Start Entries shown

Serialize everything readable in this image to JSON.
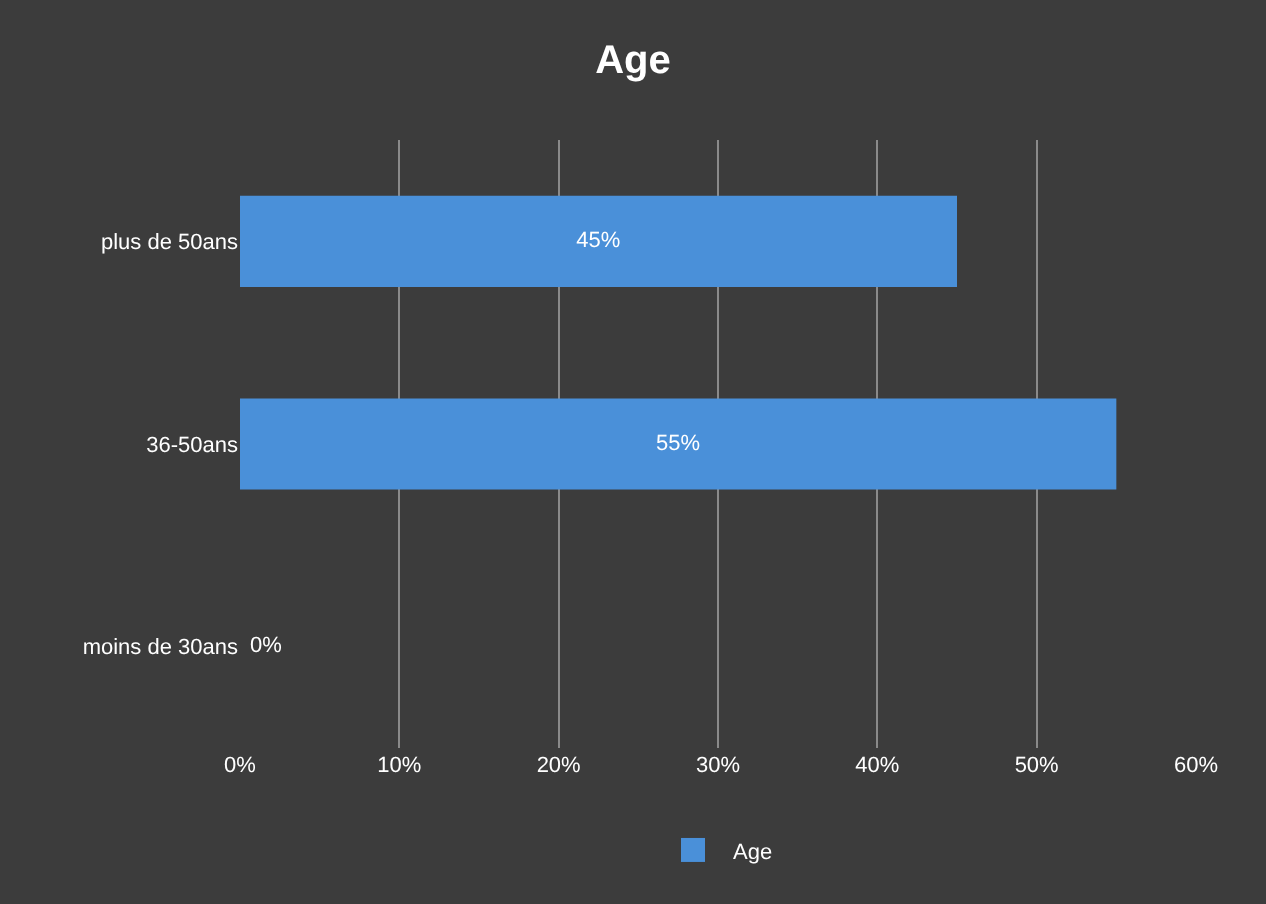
{
  "chart_data": {
    "type": "bar",
    "orientation": "horizontal",
    "title": "Age",
    "categories": [
      "plus de 50ans",
      "36-50ans",
      "moins de 30ans"
    ],
    "series": [
      {
        "name": "Age",
        "color": "#4a90d9",
        "values": [
          45,
          55,
          0
        ],
        "value_labels": [
          "45%",
          "55%",
          "0%"
        ]
      }
    ],
    "xlim": [
      0,
      60
    ],
    "xticks": [
      {
        "value": 0,
        "label": "0%"
      },
      {
        "value": 10,
        "label": "10%"
      },
      {
        "value": 20,
        "label": "20%"
      },
      {
        "value": 30,
        "label": "30%"
      },
      {
        "value": 40,
        "label": "40%"
      },
      {
        "value": 50,
        "label": "50%"
      },
      {
        "value": 60,
        "label": "60%"
      }
    ],
    "grid": "x",
    "legend": "bottom"
  }
}
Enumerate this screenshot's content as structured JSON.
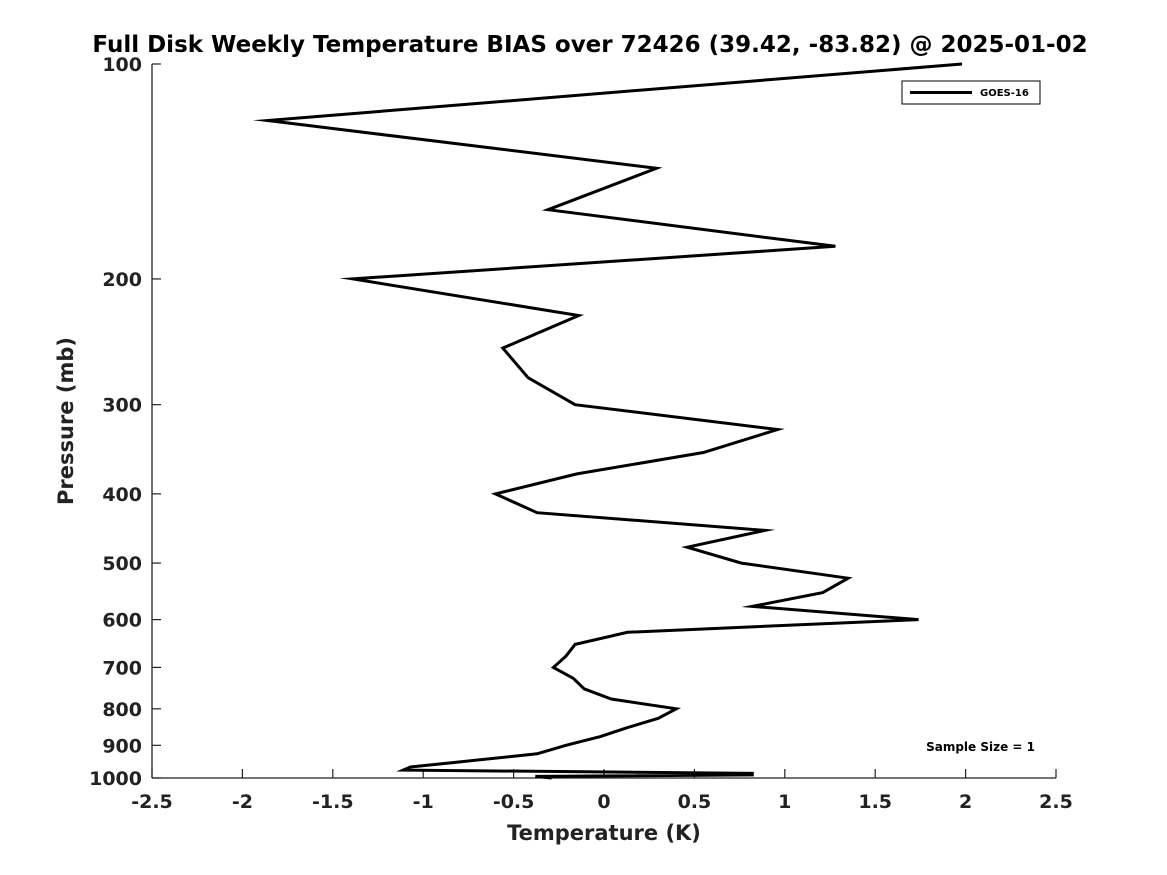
{
  "chart_data": {
    "type": "line",
    "title": "Full Disk Weekly Temperature BIAS over 72426 (39.42, -83.82) @ 2025-01-02",
    "xlabel": "Temperature (K)",
    "ylabel": "Pressure (mb)",
    "xlim": [
      -2.5,
      2.5
    ],
    "ylim": [
      100,
      1000
    ],
    "y_scale": "log",
    "y_reversed": true,
    "x_ticks": [
      -2.5,
      -2,
      -1.5,
      -1,
      -0.5,
      0,
      0.5,
      1,
      1.5,
      2,
      2.5
    ],
    "x_tick_labels": [
      "-2.5",
      "-2",
      "-1.5",
      "-1",
      "-0.5",
      "0",
      "0.5",
      "1",
      "1.5",
      "2",
      "2.5"
    ],
    "y_ticks": [
      100,
      200,
      300,
      400,
      500,
      600,
      700,
      800,
      900,
      1000
    ],
    "y_tick_labels": [
      "100",
      "200",
      "300",
      "400",
      "500",
      "600",
      "700",
      "800",
      "900",
      "1000"
    ],
    "grid": false,
    "legend_position": "top-right",
    "annotation": "Sample Size = 1",
    "series": [
      {
        "name": "GOES-16",
        "color": "#000000",
        "points": [
          {
            "x": 1.98,
            "y": 100
          },
          {
            "x": -1.86,
            "y": 120
          },
          {
            "x": 0.29,
            "y": 140
          },
          {
            "x": -0.31,
            "y": 160
          },
          {
            "x": 1.28,
            "y": 180
          },
          {
            "x": -1.39,
            "y": 200
          },
          {
            "x": -0.14,
            "y": 225
          },
          {
            "x": -0.56,
            "y": 250
          },
          {
            "x": -0.42,
            "y": 275
          },
          {
            "x": -0.16,
            "y": 300
          },
          {
            "x": 0.96,
            "y": 325
          },
          {
            "x": 0.55,
            "y": 350
          },
          {
            "x": -0.15,
            "y": 375
          },
          {
            "x": -0.6,
            "y": 400
          },
          {
            "x": -0.37,
            "y": 425
          },
          {
            "x": 0.89,
            "y": 450
          },
          {
            "x": 0.46,
            "y": 475
          },
          {
            "x": 0.76,
            "y": 500
          },
          {
            "x": 1.35,
            "y": 525
          },
          {
            "x": 1.21,
            "y": 550
          },
          {
            "x": 0.82,
            "y": 575
          },
          {
            "x": 1.74,
            "y": 600
          },
          {
            "x": 0.13,
            "y": 625
          },
          {
            "x": -0.16,
            "y": 650
          },
          {
            "x": -0.21,
            "y": 675
          },
          {
            "x": -0.28,
            "y": 700
          },
          {
            "x": -0.17,
            "y": 725
          },
          {
            "x": -0.11,
            "y": 750
          },
          {
            "x": 0.04,
            "y": 775
          },
          {
            "x": 0.4,
            "y": 800
          },
          {
            "x": 0.3,
            "y": 825
          },
          {
            "x": 0.13,
            "y": 850
          },
          {
            "x": -0.02,
            "y": 875
          },
          {
            "x": -0.21,
            "y": 900
          },
          {
            "x": -0.37,
            "y": 925
          },
          {
            "x": -0.81,
            "y": 950
          },
          {
            "x": -1.07,
            "y": 965
          },
          {
            "x": -1.11,
            "y": 975
          },
          {
            "x": 0.82,
            "y": 985
          },
          {
            "x": 0.82,
            "y": 990
          },
          {
            "x": -0.38,
            "y": 995
          },
          {
            "x": -0.29,
            "y": 1000
          }
        ]
      }
    ]
  }
}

End Entries shown

> What you are asked to do:
Transcribe each entry precisely as given, leaving the pictures out.

> Task output:
Serialize everything readable in this image to JSON.
{
  "chart_data": {
    "type": "bar",
    "orientation": "horizontal",
    "title": "Age",
    "categories": [
      "plus de 50ans",
      "36-50ans",
      "moins de 30ans"
    ],
    "series": [
      {
        "name": "Age",
        "color": "#4a90d9",
        "values": [
          45,
          55,
          0
        ],
        "value_labels": [
          "45%",
          "55%",
          "0%"
        ]
      }
    ],
    "xlim": [
      0,
      60
    ],
    "xticks": [
      {
        "value": 0,
        "label": "0%"
      },
      {
        "value": 10,
        "label": "10%"
      },
      {
        "value": 20,
        "label": "20%"
      },
      {
        "value": 30,
        "label": "30%"
      },
      {
        "value": 40,
        "label": "40%"
      },
      {
        "value": 50,
        "label": "50%"
      },
      {
        "value": 60,
        "label": "60%"
      }
    ],
    "grid": "x",
    "legend": "bottom"
  }
}
Enumerate this screenshot's content as structured JSON.
{
  "chart_data": {
    "type": "line",
    "title": "Full Disk Weekly Temperature BIAS over 72426 (39.42, -83.82) @ 2025-01-02",
    "xlabel": "Temperature (K)",
    "ylabel": "Pressure (mb)",
    "xlim": [
      -2.5,
      2.5
    ],
    "ylim": [
      100,
      1000
    ],
    "y_scale": "log",
    "y_reversed": true,
    "x_ticks": [
      -2.5,
      -2,
      -1.5,
      -1,
      -0.5,
      0,
      0.5,
      1,
      1.5,
      2,
      2.5
    ],
    "x_tick_labels": [
      "-2.5",
      "-2",
      "-1.5",
      "-1",
      "-0.5",
      "0",
      "0.5",
      "1",
      "1.5",
      "2",
      "2.5"
    ],
    "y_ticks": [
      100,
      200,
      300,
      400,
      500,
      600,
      700,
      800,
      900,
      1000
    ],
    "y_tick_labels": [
      "100",
      "200",
      "300",
      "400",
      "500",
      "600",
      "700",
      "800",
      "900",
      "1000"
    ],
    "grid": false,
    "legend_position": "top-right",
    "annotation": "Sample Size = 1",
    "series": [
      {
        "name": "GOES-16",
        "color": "#000000",
        "points": [
          {
            "x": 1.98,
            "y": 100
          },
          {
            "x": -1.86,
            "y": 120
          },
          {
            "x": 0.29,
            "y": 140
          },
          {
            "x": -0.31,
            "y": 160
          },
          {
            "x": 1.28,
            "y": 180
          },
          {
            "x": -1.39,
            "y": 200
          },
          {
            "x": -0.14,
            "y": 225
          },
          {
            "x": -0.56,
            "y": 250
          },
          {
            "x": -0.42,
            "y": 275
          },
          {
            "x": -0.16,
            "y": 300
          },
          {
            "x": 0.96,
            "y": 325
          },
          {
            "x": 0.55,
            "y": 350
          },
          {
            "x": -0.15,
            "y": 375
          },
          {
            "x": -0.6,
            "y": 400
          },
          {
            "x": -0.37,
            "y": 425
          },
          {
            "x": 0.89,
            "y": 450
          },
          {
            "x": 0.46,
            "y": 475
          },
          {
            "x": 0.76,
            "y": 500
          },
          {
            "x": 1.35,
            "y": 525
          },
          {
            "x": 1.21,
            "y": 550
          },
          {
            "x": 0.82,
            "y": 575
          },
          {
            "x": 1.74,
            "y": 600
          },
          {
            "x": 0.13,
            "y": 625
          },
          {
            "x": -0.16,
            "y": 650
          },
          {
            "x": -0.21,
            "y": 675
          },
          {
            "x": -0.28,
            "y": 700
          },
          {
            "x": -0.17,
            "y": 725
          },
          {
            "x": -0.11,
            "y": 750
          },
          {
            "x": 0.04,
            "y": 775
          },
          {
            "x": 0.4,
            "y": 800
          },
          {
            "x": 0.3,
            "y": 825
          },
          {
            "x": 0.13,
            "y": 850
          },
          {
            "x": -0.02,
            "y": 875
          },
          {
            "x": -0.21,
            "y": 900
          },
          {
            "x": -0.37,
            "y": 925
          },
          {
            "x": -0.81,
            "y": 950
          },
          {
            "x": -1.07,
            "y": 965
          },
          {
            "x": -1.11,
            "y": 975
          },
          {
            "x": 0.82,
            "y": 985
          },
          {
            "x": 0.82,
            "y": 990
          },
          {
            "x": -0.38,
            "y": 995
          },
          {
            "x": -0.29,
            "y": 1000
          }
        ]
      }
    ]
  }
}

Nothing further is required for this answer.